» **What you should do**: Write out the records below once more, exactly as they stand.
··· Provided records
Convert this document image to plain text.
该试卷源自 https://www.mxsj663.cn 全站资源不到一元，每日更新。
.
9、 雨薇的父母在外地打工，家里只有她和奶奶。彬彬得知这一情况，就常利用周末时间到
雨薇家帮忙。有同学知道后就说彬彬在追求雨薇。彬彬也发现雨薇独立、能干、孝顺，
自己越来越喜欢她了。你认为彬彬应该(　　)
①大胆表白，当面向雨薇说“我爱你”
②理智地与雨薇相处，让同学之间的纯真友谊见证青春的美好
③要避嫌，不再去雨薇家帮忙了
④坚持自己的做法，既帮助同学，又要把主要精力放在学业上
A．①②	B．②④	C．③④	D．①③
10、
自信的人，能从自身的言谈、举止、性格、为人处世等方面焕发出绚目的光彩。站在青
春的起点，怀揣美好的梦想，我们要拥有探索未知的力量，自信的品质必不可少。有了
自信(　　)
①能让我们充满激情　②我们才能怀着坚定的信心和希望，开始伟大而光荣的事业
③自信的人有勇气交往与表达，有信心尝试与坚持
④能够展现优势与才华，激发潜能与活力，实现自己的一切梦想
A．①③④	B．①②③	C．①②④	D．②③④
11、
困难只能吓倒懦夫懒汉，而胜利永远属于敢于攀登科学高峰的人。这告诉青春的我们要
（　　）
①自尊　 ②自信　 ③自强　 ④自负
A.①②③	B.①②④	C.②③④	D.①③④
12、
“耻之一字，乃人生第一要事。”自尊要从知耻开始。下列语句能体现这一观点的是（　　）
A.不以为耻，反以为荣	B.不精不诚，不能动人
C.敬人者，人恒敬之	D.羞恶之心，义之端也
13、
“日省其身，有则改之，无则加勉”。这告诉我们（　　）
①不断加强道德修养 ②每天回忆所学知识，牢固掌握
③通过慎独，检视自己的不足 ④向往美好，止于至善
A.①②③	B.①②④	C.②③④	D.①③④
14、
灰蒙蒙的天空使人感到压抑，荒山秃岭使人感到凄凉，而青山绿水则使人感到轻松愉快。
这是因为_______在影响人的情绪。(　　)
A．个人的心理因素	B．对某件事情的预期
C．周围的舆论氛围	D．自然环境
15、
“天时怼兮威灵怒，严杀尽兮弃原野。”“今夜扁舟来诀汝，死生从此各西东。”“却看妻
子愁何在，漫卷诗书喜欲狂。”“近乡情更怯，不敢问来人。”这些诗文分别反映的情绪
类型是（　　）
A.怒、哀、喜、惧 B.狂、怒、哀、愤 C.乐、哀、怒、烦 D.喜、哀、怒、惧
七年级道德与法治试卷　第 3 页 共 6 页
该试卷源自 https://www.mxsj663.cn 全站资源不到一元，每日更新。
······
» **Result**:
Convert this document image to plain text.
该试卷源自 https://www.mxsj663.cn 全站资源不到一元，每日更新。
.
9、 雨薇的父母在外地打工，家里只有她和奶奶。彬彬得知这一情况，就常利用周末时间到
雨薇家帮忙。有同学知道后就说彬彬在追求雨薇。彬彬也发现雨薇独立、能干、孝顺，
自己越来越喜欢她了。你认为彬彬应该(　　)
①大胆表白，当面向雨薇说“我爱你”
②理智地与雨薇相处，让同学之间的纯真友谊见证青春的美好
③要避嫌，不再去雨薇家帮忙了
④坚持自己的做法，既帮助同学，又要把主要精力放在学业上
A．①②	B．②④	C．③④	D．①③
10、
自信的人，能从自身的言谈、举止、性格、为人处世等方面焕发出绚目的光彩。站在青
春的起点，怀揣美好的梦想，我们要拥有探索未知的力量，自信的品质必不可少。有了
自信(　　)
①能让我们充满激情　②我们才能怀着坚定的信心和希望，开始伟大而光荣的事业
③自信的人有勇气交往与表达，有信心尝试与坚持
④能够展现优势与才华，激发潜能与活力，实现自己的一切梦想
A．①③④	B．①②③	C．①②④	D．②③④
11、
困难只能吓倒懦夫懒汉，而胜利永远属于敢于攀登科学高峰的人。这告诉青春的我们要
（　　）
①自尊　 ②自信　 ③自强　 ④自负
A.①②③	B.①②④	C.②③④	D.①③④
12、
“耻之一字，乃人生第一要事。”自尊要从知耻开始。下列语句能体现这一观点的是（　　）
A.不以为耻，反以为荣	B.不精不诚，不能动人
C.敬人者，人恒敬之	D.羞恶之心，义之端也
13、
“日省其身，有则改之，无则加勉”。这告诉我们（　　）
①不断加强道德修养 ②每天回忆所学知识，牢固掌握
③通过慎独，检视自己的不足 ④向往美好，止于至善
A.①②③	B.①②④	C.②③④	D.①③④
14、
灰蒙蒙的天空使人感到压抑，荒山秃岭使人感到凄凉，而青山绿水则使人感到轻松愉快。
这是因为_______在影响人的情绪。(　　)
A．个人的心理因素	B．对某件事情的预期
C．周围的舆论氛围	D．自然环境
15、
“天时怼兮威灵怒，严杀尽兮弃原野。”“今夜扁舟来诀汝，死生从此各西东。”“却看妻
子愁何在，漫卷诗书喜欲狂。”“近乡情更怯，不敢问来人。”这些诗文分别反映的情绪
类型是（　　）
A.怒、哀、喜、惧 B.狂、怒、哀、愤 C.乐、哀、怒、烦 D.喜、哀、怒、惧
七年级道德与法治试卷　第 3 页 共 6 页
该试卷源自 https://www.mxsj663.cn 全站资源不到一元，每日更新。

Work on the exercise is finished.